**Data for processing**:
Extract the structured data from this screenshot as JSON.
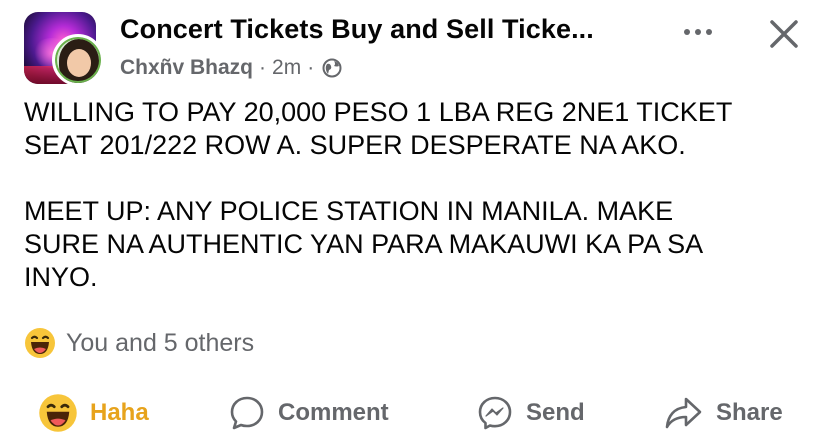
{
  "header": {
    "group_name": "Concert Tickets Buy and Sell Ticke...",
    "author": "Chxñv Bhazq",
    "separator": "·",
    "time": "2m",
    "privacy_icon": "globe-icon"
  },
  "post": {
    "text": "WILLING TO PAY 20,000 PESO 1 LBA REG 2NE1 TICKET\nSEAT 201/222 ROW A. SUPER DESPERATE NA AKO.\n\nMEET UP: ANY POLICE STATION IN MANILA. MAKE\nSURE NA AUTHENTIC YAN PARA MAKAUWI KA PA SA\nINYO."
  },
  "reactions": {
    "icon": "haha-emoji-icon",
    "summary": "You and 5 others"
  },
  "actions": {
    "haha_label": "Haha",
    "comment_label": "Comment",
    "send_label": "Send",
    "share_label": "Share"
  },
  "colors": {
    "haha_active": "#e7a31c",
    "secondary_text": "#65676b",
    "primary_text": "#050505"
  }
}
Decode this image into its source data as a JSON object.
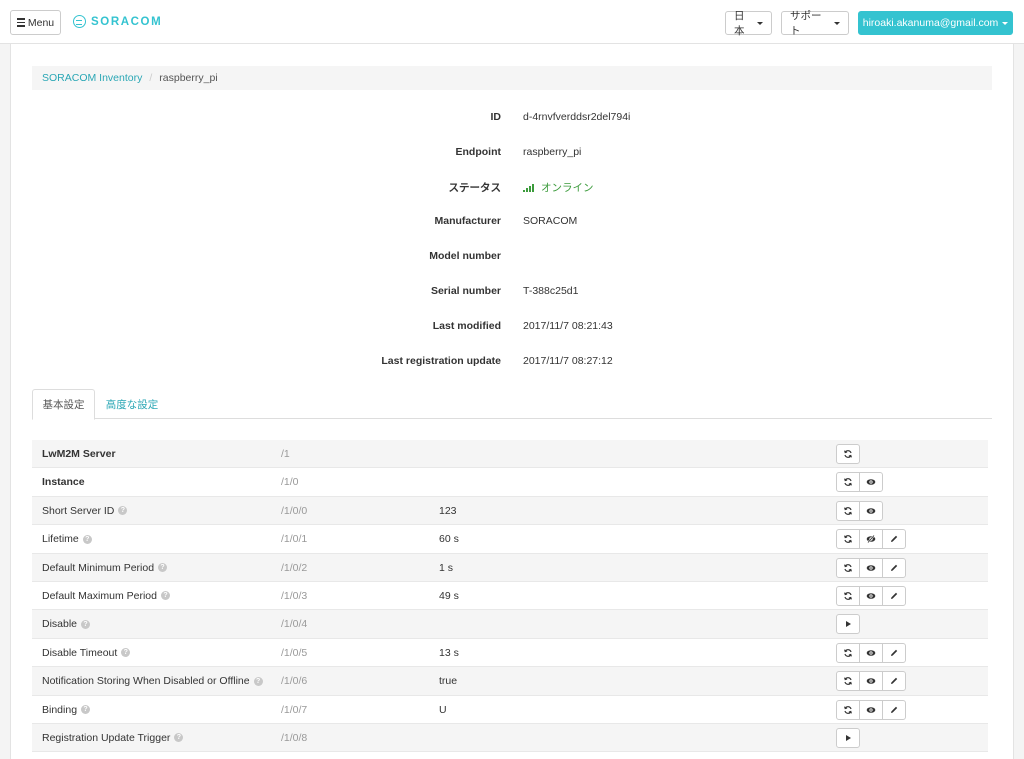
{
  "navbar": {
    "menu_label": "Menu",
    "logo_text": "SORACOM",
    "language_label": "日本",
    "support_label": "サポート",
    "user_email": "hiroaki.akanuma@gmail.com"
  },
  "breadcrumb": {
    "parent": "SORACOM Inventory",
    "current": "raspberry_pi"
  },
  "details": {
    "id": {
      "label": "ID",
      "value": "d-4rnvfverddsr2del794i"
    },
    "endpoint": {
      "label": "Endpoint",
      "value": "raspberry_pi"
    },
    "status": {
      "label": "ステータス",
      "value": "オンライン"
    },
    "manufacturer": {
      "label": "Manufacturer",
      "value": "SORACOM"
    },
    "model_number": {
      "label": "Model number",
      "value": ""
    },
    "serial_number": {
      "label": "Serial number",
      "value": "T-388c25d1"
    },
    "last_modified": {
      "label": "Last modified",
      "value": "2017/11/7 08:21:43"
    },
    "last_registration_update": {
      "label": "Last registration update",
      "value": "2017/11/7 08:27:12"
    }
  },
  "tabs": [
    {
      "label": "基本設定",
      "active": true
    },
    {
      "label": "高度な設定",
      "active": false
    }
  ],
  "resources": [
    {
      "name": "LwM2M Server",
      "path": "/1",
      "value": "",
      "bold": true,
      "help": false,
      "actions": [
        "refresh-icon"
      ]
    },
    {
      "name": "Instance",
      "path": "/1/0",
      "value": "",
      "bold": true,
      "help": false,
      "actions": [
        "refresh-icon",
        "eye-icon"
      ]
    },
    {
      "name": "Short Server ID",
      "path": "/1/0/0",
      "value": "123",
      "bold": false,
      "help": true,
      "actions": [
        "refresh-icon",
        "eye-icon"
      ]
    },
    {
      "name": "Lifetime",
      "path": "/1/0/1",
      "value": "60 s",
      "bold": false,
      "help": true,
      "actions": [
        "refresh-icon",
        "eye-off-icon",
        "pencil-icon"
      ]
    },
    {
      "name": "Default Minimum Period",
      "path": "/1/0/2",
      "value": "1 s",
      "bold": false,
      "help": true,
      "actions": [
        "refresh-icon",
        "eye-icon",
        "pencil-icon"
      ]
    },
    {
      "name": "Default Maximum Period",
      "path": "/1/0/3",
      "value": "49 s",
      "bold": false,
      "help": true,
      "actions": [
        "refresh-icon",
        "eye-icon",
        "pencil-icon"
      ]
    },
    {
      "name": "Disable",
      "path": "/1/0/4",
      "value": "",
      "bold": false,
      "help": true,
      "actions": [
        "play-icon"
      ]
    },
    {
      "name": "Disable Timeout",
      "path": "/1/0/5",
      "value": "13 s",
      "bold": false,
      "help": true,
      "actions": [
        "refresh-icon",
        "eye-icon",
        "pencil-icon"
      ]
    },
    {
      "name": "Notification Storing When Disabled or Offline",
      "path": "/1/0/6",
      "value": "true",
      "bold": false,
      "help": true,
      "actions": [
        "refresh-icon",
        "eye-icon",
        "pencil-icon"
      ]
    },
    {
      "name": "Binding",
      "path": "/1/0/7",
      "value": "U",
      "bold": false,
      "help": true,
      "actions": [
        "refresh-icon",
        "eye-icon",
        "pencil-icon"
      ]
    },
    {
      "name": "Registration Update Trigger",
      "path": "/1/0/8",
      "value": "",
      "bold": false,
      "help": true,
      "actions": [
        "play-icon"
      ]
    }
  ],
  "colors": {
    "accent": "#34c3d0",
    "link": "#2aa7b5",
    "online": "#3c9b3c"
  }
}
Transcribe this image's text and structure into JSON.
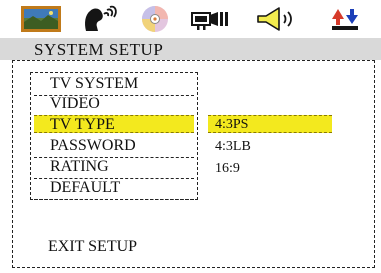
{
  "toolbar": {
    "icons": [
      {
        "name": "picture-icon",
        "active": true
      },
      {
        "name": "speaker-person-icon",
        "active": false
      },
      {
        "name": "disc-icon",
        "active": false
      },
      {
        "name": "projector-icon",
        "active": false
      },
      {
        "name": "speaker-volume-icon",
        "active": false
      },
      {
        "name": "up-down-arrows-icon",
        "active": false
      }
    ]
  },
  "header": {
    "title": "SYSTEM SETUP"
  },
  "menu": {
    "items": [
      {
        "label": "TV SYSTEM",
        "selected": false
      },
      {
        "label": "VIDEO",
        "selected": false
      },
      {
        "label": "TV TYPE",
        "selected": true
      },
      {
        "label": "PASSWORD",
        "selected": false
      },
      {
        "label": "RATING",
        "selected": false
      },
      {
        "label": "DEFAULT",
        "selected": false
      }
    ]
  },
  "options": {
    "items": [
      {
        "label": "4:3PS",
        "selected": true
      },
      {
        "label": "4:3LB",
        "selected": false
      },
      {
        "label": "16:9",
        "selected": false
      }
    ]
  },
  "footer": {
    "exit_label": "EXIT SETUP"
  },
  "colors": {
    "highlight": "#f3e91e",
    "header_bg": "#d9d9d9",
    "brown": "#8b5a2b",
    "orange": "#e8880f",
    "red": "#d63a2a",
    "blue": "#1c3fb8"
  }
}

**Instruction**: Quote the data above in full, leaving out the pictures it holds.

**Task solution**:
Extract the structured data from this screenshot as JSON.
{
  "header": {
    "group_name": "Concert Tickets Buy and Sell Ticke...",
    "author": "Chxñv Bhazq",
    "separator": "·",
    "time": "2m",
    "privacy_icon": "globe-icon"
  },
  "post": {
    "text": "WILLING TO PAY 20,000 PESO 1 LBA REG 2NE1 TICKET\nSEAT 201/222 ROW A. SUPER DESPERATE NA AKO.\n\nMEET UP: ANY POLICE STATION IN MANILA. MAKE\nSURE NA AUTHENTIC YAN PARA MAKAUWI KA PA SA\nINYO."
  },
  "reactions": {
    "icon": "haha-emoji-icon",
    "summary": "You and 5 others"
  },
  "actions": {
    "haha_label": "Haha",
    "comment_label": "Comment",
    "send_label": "Send",
    "share_label": "Share"
  },
  "colors": {
    "haha_active": "#e7a31c",
    "secondary_text": "#65676b",
    "primary_text": "#050505"
  }
}
Decode this image into its source data as a JSON object.
{
  "navbar": {
    "menu_label": "Menu",
    "logo_text": "SORACOM",
    "language_label": "日本",
    "support_label": "サポート",
    "user_email": "hiroaki.akanuma@gmail.com"
  },
  "breadcrumb": {
    "parent": "SORACOM Inventory",
    "current": "raspberry_pi"
  },
  "details": {
    "id": {
      "label": "ID",
      "value": "d-4rnvfverddsr2del794i"
    },
    "endpoint": {
      "label": "Endpoint",
      "value": "raspberry_pi"
    },
    "status": {
      "label": "ステータス",
      "value": "オンライン"
    },
    "manufacturer": {
      "label": "Manufacturer",
      "value": "SORACOM"
    },
    "model_number": {
      "label": "Model number",
      "value": ""
    },
    "serial_number": {
      "label": "Serial number",
      "value": "T-388c25d1"
    },
    "last_modified": {
      "label": "Last modified",
      "value": "2017/11/7 08:21:43"
    },
    "last_registration_update": {
      "label": "Last registration update",
      "value": "2017/11/7 08:27:12"
    }
  },
  "tabs": [
    {
      "label": "基本設定",
      "active": true
    },
    {
      "label": "高度な設定",
      "active": false
    }
  ],
  "resources": [
    {
      "name": "LwM2M Server",
      "path": "/1",
      "value": "",
      "bold": true,
      "help": false,
      "actions": [
        "refresh-icon"
      ]
    },
    {
      "name": "Instance",
      "path": "/1/0",
      "value": "",
      "bold": true,
      "help": false,
      "actions": [
        "refresh-icon",
        "eye-icon"
      ]
    },
    {
      "name": "Short Server ID",
      "path": "/1/0/0",
      "value": "123",
      "bold": false,
      "help": true,
      "actions": [
        "refresh-icon",
        "eye-icon"
      ]
    },
    {
      "name": "Lifetime",
      "path": "/1/0/1",
      "value": "60 s",
      "bold": false,
      "help": true,
      "actions": [
        "refresh-icon",
        "eye-off-icon",
        "pencil-icon"
      ]
    },
    {
      "name": "Default Minimum Period",
      "path": "/1/0/2",
      "value": "1 s",
      "bold": false,
      "help": true,
      "actions": [
        "refresh-icon",
        "eye-icon",
        "pencil-icon"
      ]
    },
    {
      "name": "Default Maximum Period",
      "path": "/1/0/3",
      "value": "49 s",
      "bold": false,
      "help": true,
      "actions": [
        "refresh-icon",
        "eye-icon",
        "pencil-icon"
      ]
    },
    {
      "name": "Disable",
      "path": "/1/0/4",
      "value": "",
      "bold": false,
      "help": true,
      "actions": [
        "play-icon"
      ]
    },
    {
      "name": "Disable Timeout",
      "path": "/1/0/5",
      "value": "13 s",
      "bold": false,
      "help": true,
      "actions": [
        "refresh-icon",
        "eye-icon",
        "pencil-icon"
      ]
    },
    {
      "name": "Notification Storing When Disabled or Offline",
      "path": "/1/0/6",
      "value": "true",
      "bold": false,
      "help": true,
      "actions": [
        "refresh-icon",
        "eye-icon",
        "pencil-icon"
      ]
    },
    {
      "name": "Binding",
      "path": "/1/0/7",
      "value": "U",
      "bold": false,
      "help": true,
      "actions": [
        "refresh-icon",
        "eye-icon",
        "pencil-icon"
      ]
    },
    {
      "name": "Registration Update Trigger",
      "path": "/1/0/8",
      "value": "",
      "bold": false,
      "help": true,
      "actions": [
        "play-icon"
      ]
    }
  ],
  "colors": {
    "accent": "#34c3d0",
    "link": "#2aa7b5",
    "online": "#3c9b3c"
  }
}
Transcribe this image's text and structure into JSON.
{
  "toolbar": {
    "icons": [
      {
        "name": "picture-icon",
        "active": true
      },
      {
        "name": "speaker-person-icon",
        "active": false
      },
      {
        "name": "disc-icon",
        "active": false
      },
      {
        "name": "projector-icon",
        "active": false
      },
      {
        "name": "speaker-volume-icon",
        "active": false
      },
      {
        "name": "up-down-arrows-icon",
        "active": false
      }
    ]
  },
  "header": {
    "title": "SYSTEM SETUP"
  },
  "menu": {
    "items": [
      {
        "label": "TV SYSTEM",
        "selected": false
      },
      {
        "label": "VIDEO",
        "selected": false
      },
      {
        "label": "TV TYPE",
        "selected": true
      },
      {
        "label": "PASSWORD",
        "selected": false
      },
      {
        "label": "RATING",
        "selected": false
      },
      {
        "label": "DEFAULT",
        "selected": false
      }
    ]
  },
  "options": {
    "items": [
      {
        "label": "4:3PS",
        "selected": true
      },
      {
        "label": "4:3LB",
        "selected": false
      },
      {
        "label": "16:9",
        "selected": false
      }
    ]
  },
  "footer": {
    "exit_label": "EXIT SETUP"
  },
  "colors": {
    "highlight": "#f3e91e",
    "header_bg": "#d9d9d9",
    "brown": "#8b5a2b",
    "orange": "#e8880f",
    "red": "#d63a2a",
    "blue": "#1c3fb8"
  }
}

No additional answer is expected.